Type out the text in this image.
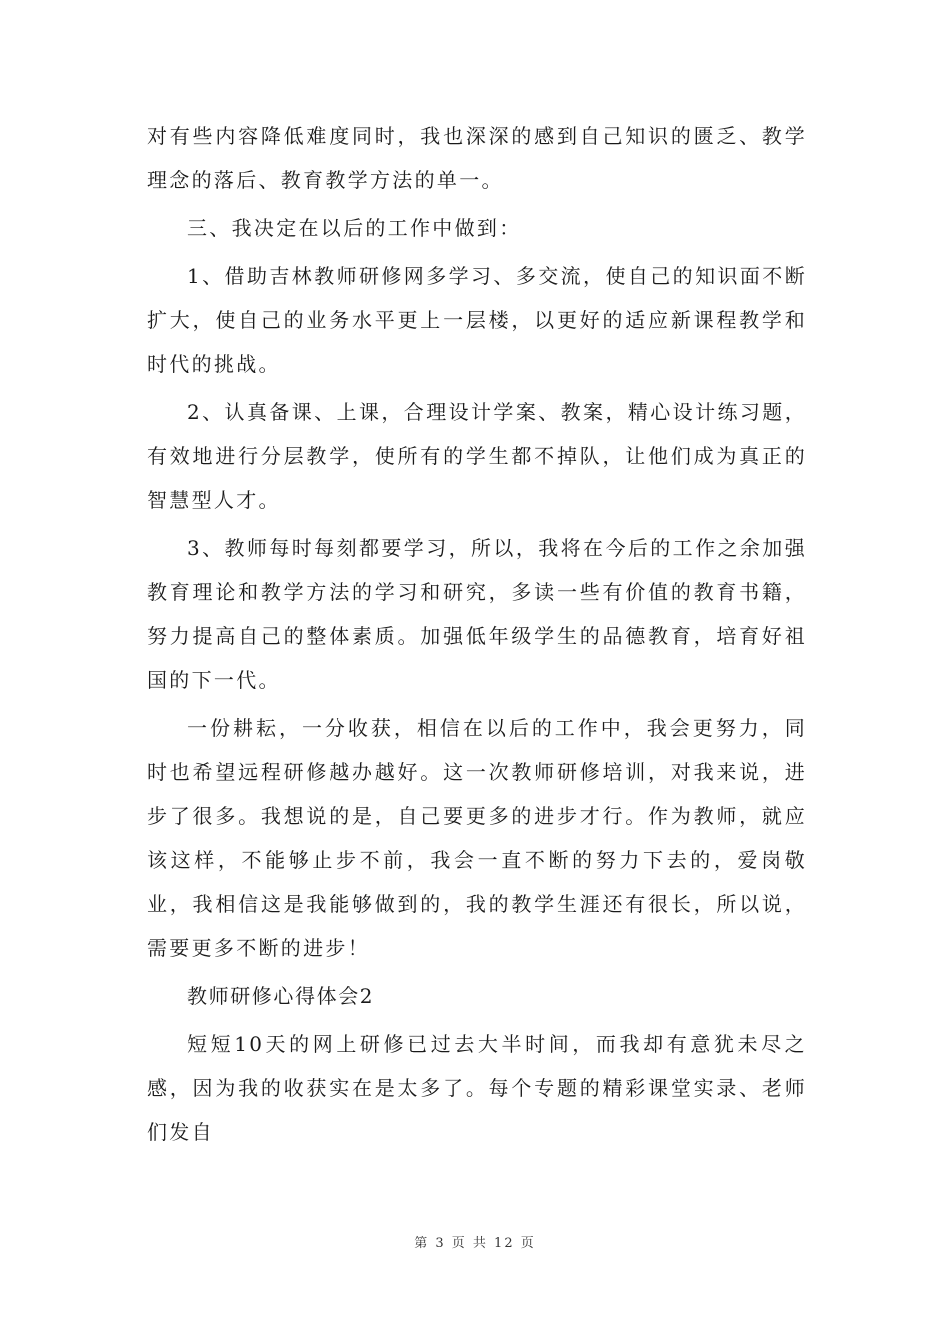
对有些内容降低难度同时，我也深深的感到自己知识的匮乏、教学理念的落后、教育教学方法的单一。

三、我决定在以后的工作中做到：

1、借助吉林教师研修网多学习、多交流，使自己的知识面不断扩大，使自己的业务水平更上一层楼，以更好的适应新课程教学和时代的挑战。

2、认真备课、上课，合理设计学案、教案，精心设计练习题，有效地进行分层教学，使所有的学生都不掉队，让他们成为真正的智慧型人才。

3、教师每时每刻都要学习，所以，我将在今后的工作之余加强教育理论和教学方法的学习和研究，多读一些有价值的教育书籍，努力提高自己的整体素质。加强低年级学生的品德教育，培育好祖国的下一代。

一份耕耘，一分收获，相信在以后的工作中，我会更努力，同时也希望远程研修越办越好。这一次教师研修培训，对我来说，进步了很多。我想说的是，自己要更多的进步才行。作为教师，就应该这样，不能够止步不前，我会一直不断的努力下去的，爱岗敬业，我相信这是我能够做到的，我的教学生涯还有很长，所以说，需要更多不断的进步！

教师研修心得体会2

短短10天的网上研修已过去大半时间，而我却有意犹未尽之感，因为我的收获实在是太多了。每个专题的精彩课堂实录、老师们发自

第 3 页 共 12 页
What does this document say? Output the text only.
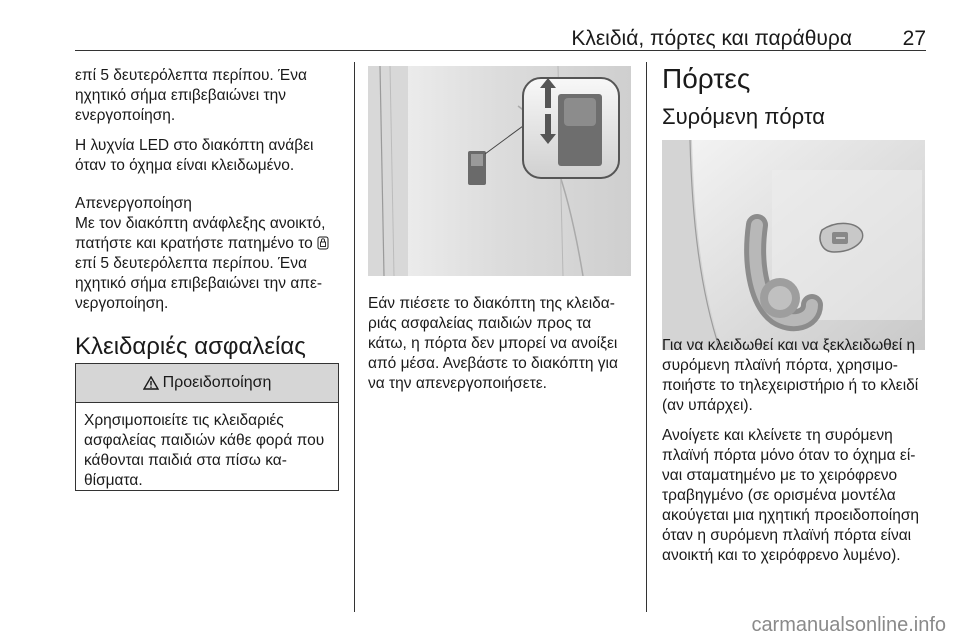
Κλειδιά, πόρτες και παράθυρα 27

επί 5 δευτερόλεπτα περίπου. Ένα ηχητικό σήμα επιβεβαιώνει την ενεργοποίηση.

Η λυχνία LED στο διακόπτη ανάβει όταν το όχημα είναι κλειδωμένο.

Απενεργοποίηση

Με τον διακόπτη ανάφλεξης ανοικτό, πατήστε και κρατήστε πατημένο το  επί 5 δευτερόλεπτα περίπου. Ένα ηχητικό σήμα επιβεβαιώνει την απε-νεργοποίηση.

Κλειδαριές ασφαλείας
Προειδοποίηση
Χρησιμοποιείτε τις κλειδαριές ασφαλείας παιδιών κάθε φορά που κάθονται παιδιά στα πίσω κα-θίσματα.

Εάν πιέσετε το διακόπτη της κλειδα-ριάς ασφαλείας παιδιών προς τα κάτω, η πόρτα δεν μπορεί να ανοίξει από μέσα. Ανεβάστε το διακόπτη για να την απενεργοποιήσετε.

Πόρτες
Συρόμενη πόρτα

Για να κλειδωθεί και να ξεκλειδωθεί η συρόμενη πλαϊνή πόρτα, χρησιμο-ποιήστε το τηλεχειριστήριο ή το κλειδί (αν υπάρχει).

Ανοίγετε και κλείνετε τη συρόμενη πλαϊνή πόρτα μόνο όταν το όχημα εί-ναι σταματημένο με το χειρόφρενο τραβηγμένο (σε ορισμένα μοντέλα ακούγεται μια ηχητική προειδοποίηση όταν η συρόμενη πλαϊνή πόρτα είναι ανοικτή και το χειρόφρενο λυμένο).

carmanualsonline.info
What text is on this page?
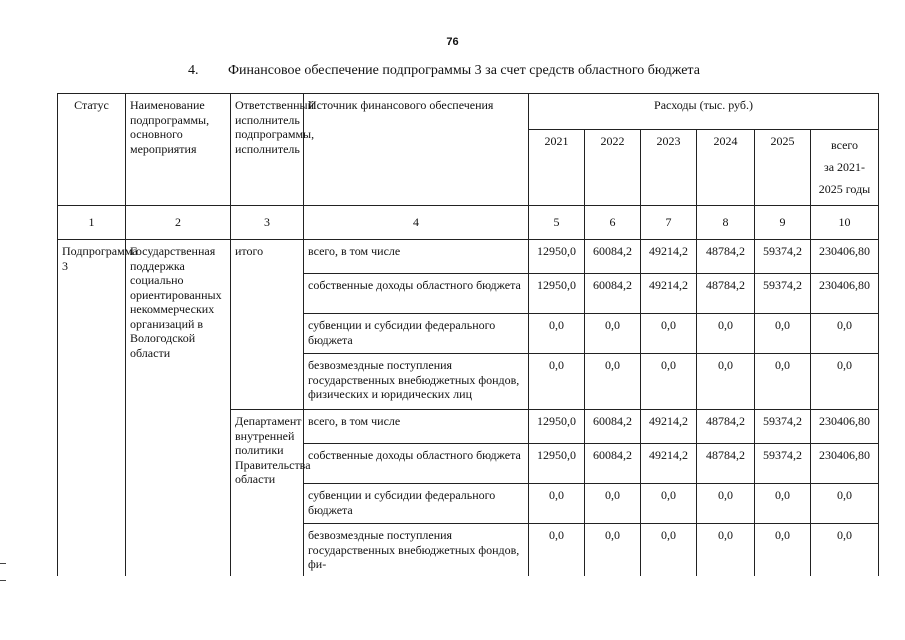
76
4. Финансовое обеспечение подпрограммы 3 за счет средств областного бюджета
Статус	Наименование подпрограммы, основного мероприятия	Ответственный исполнитель подпрограммы, исполнитель	Источник финансового обеспечения	Расходы (тыс. руб.)					
				2021	2022	2023	2024	2025	всего
за 2021-
2025 годы

1	2	3	4	5	6	7	8	9	10
Подпрограмма 3	Государственная поддержка социально ориентированных некоммерческих организаций в Вологодской области	итого	всего, в том числе	12950,0	60084,2	49214,2	48784,2	59374,2	230406,80
			собственные доходы областного бюджета	12950,0	60084,2	49214,2	48784,2	59374,2	230406,80
			субвенции и субсидии федерального бюджета	0,0	0,0	0,0	0,0	0,0	0,0
			безвозмездные поступления государственных внебюджетных фондов, физических и юридических лиц	0,0	0,0	0,0	0,0	0,0	0,0
		Департамент внутренней политики Правительства области	всего, в том числе	12950,0	60084,2	49214,2	48784,2	59374,2	230406,80
			собственные доходы областного бюджета	12950,0	60084,2	49214,2	48784,2	59374,2	230406,80
			субвенции и субсидии федерального бюджета	0,0	0,0	0,0	0,0	0,0	0,0
			безвозмездные поступления государственных внебюджетных фондов, фи-	0,0	0,0	0,0	0,0	0,0	0,0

_____

Exercise:
Skip the images and write out the rest of the listing exactly.

Written solution:
Type out the text in this image.
对有些内容降低难度同时，我也深深的感到自己知识的匮乏、教学理念的落后、教育教学方法的单一。

三、我决定在以后的工作中做到：

1、借助吉林教师研修网多学习、多交流，使自己的知识面不断扩大，使自己的业务水平更上一层楼，以更好的适应新课程教学和时代的挑战。

2、认真备课、上课，合理设计学案、教案，精心设计练习题，有效地进行分层教学，使所有的学生都不掉队，让他们成为真正的智慧型人才。

3、教师每时每刻都要学习，所以，我将在今后的工作之余加强教育理论和教学方法的学习和研究，多读一些有价值的教育书籍，努力提高自己的整体素质。加强低年级学生的品德教育，培育好祖国的下一代。

一份耕耘，一分收获，相信在以后的工作中，我会更努力，同时也希望远程研修越办越好。这一次教师研修培训，对我来说，进步了很多。我想说的是，自己要更多的进步才行。作为教师，就应该这样，不能够止步不前，我会一直不断的努力下去的，爱岗敬业，我相信这是我能够做到的，我的教学生涯还有很长，所以说，需要更多不断的进步！

教师研修心得体会2

短短10天的网上研修已过去大半时间，而我却有意犹未尽之感，因为我的收获实在是太多了。每个专题的精彩课堂实录、老师们发自

第 3 页 共 12 页
What does this document say? Output the text only.
Κλειδιά, πόρτες και παράθυρα 27

επί 5 δευτερόλεπτα περίπου. Ένα ηχητικό σήμα επιβεβαιώνει την ενεργοποίηση.

Η λυχνία LED στο διακόπτη ανάβει όταν το όχημα είναι κλειδωμένο.

Απενεργοποίηση

Με τον διακόπτη ανάφλεξης ανοικτό, πατήστε και κρατήστε πατημένο το  επί 5 δευτερόλεπτα περίπου. Ένα ηχητικό σήμα επιβεβαιώνει την απε-νεργοποίηση.

Κλειδαριές ασφαλείας
Προειδοποίηση
Χρησιμοποιείτε τις κλειδαριές ασφαλείας παιδιών κάθε φορά που κάθονται παιδιά στα πίσω κα-θίσματα.

Εάν πιέσετε το διακόπτη της κλειδα-ριάς ασφαλείας παιδιών προς τα κάτω, η πόρτα δεν μπορεί να ανοίξει από μέσα. Ανεβάστε το διακόπτη για να την απενεργοποιήσετε.

Πόρτες
Συρόμενη πόρτα

Για να κλειδωθεί και να ξεκλειδωθεί η συρόμενη πλαϊνή πόρτα, χρησιμο-ποιήστε το τηλεχειριστήριο ή το κλειδί (αν υπάρχει).

Ανοίγετε και κλείνετε τη συρόμενη πλαϊνή πόρτα μόνο όταν το όχημα εί-ναι σταματημένο με το χειρόφρενο τραβηγμένο (σε ορισμένα μοντέλα ακούγεται μια ηχητική προειδοποίηση όταν η συρόμενη πλαϊνή πόρτα είναι ανοικτή και το χειρόφρενο λυμένο).

carmanualsonline.info
What text is on this page?
76
4. Финансовое обеспечение подпрограммы 3 за счет средств областного бюджета
Статус	Наименование подпрограммы, основного мероприятия	Ответственный исполнитель подпрограммы, исполнитель	Источник финансового обеспечения	Расходы (тыс. руб.)					
				2021	2022	2023	2024	2025	всего
за 2021-
2025 годы

1	2	3	4	5	6	7	8	9	10
Подпрограмма 3	Государственная поддержка социально ориентированных некоммерческих организаций в Вологодской области	итого	всего, в том числе	12950,0	60084,2	49214,2	48784,2	59374,2	230406,80
			собственные доходы областного бюджета	12950,0	60084,2	49214,2	48784,2	59374,2	230406,80
			субвенции и субсидии федерального бюджета	0,0	0,0	0,0	0,0	0,0	0,0
			безвозмездные поступления государственных внебюджетных фондов, физических и юридических лиц	0,0	0,0	0,0	0,0	0,0	0,0
		Департамент внутренней политики Правительства области	всего, в том числе	12950,0	60084,2	49214,2	48784,2	59374,2	230406,80
			собственные доходы областного бюджета	12950,0	60084,2	49214,2	48784,2	59374,2	230406,80
			субвенции и субсидии федерального бюджета	0,0	0,0	0,0	0,0	0,0	0,0
			безвозмездные поступления государственных внебюджетных фондов, фи-	0,0	0,0	0,0	0,0	0,0	0,0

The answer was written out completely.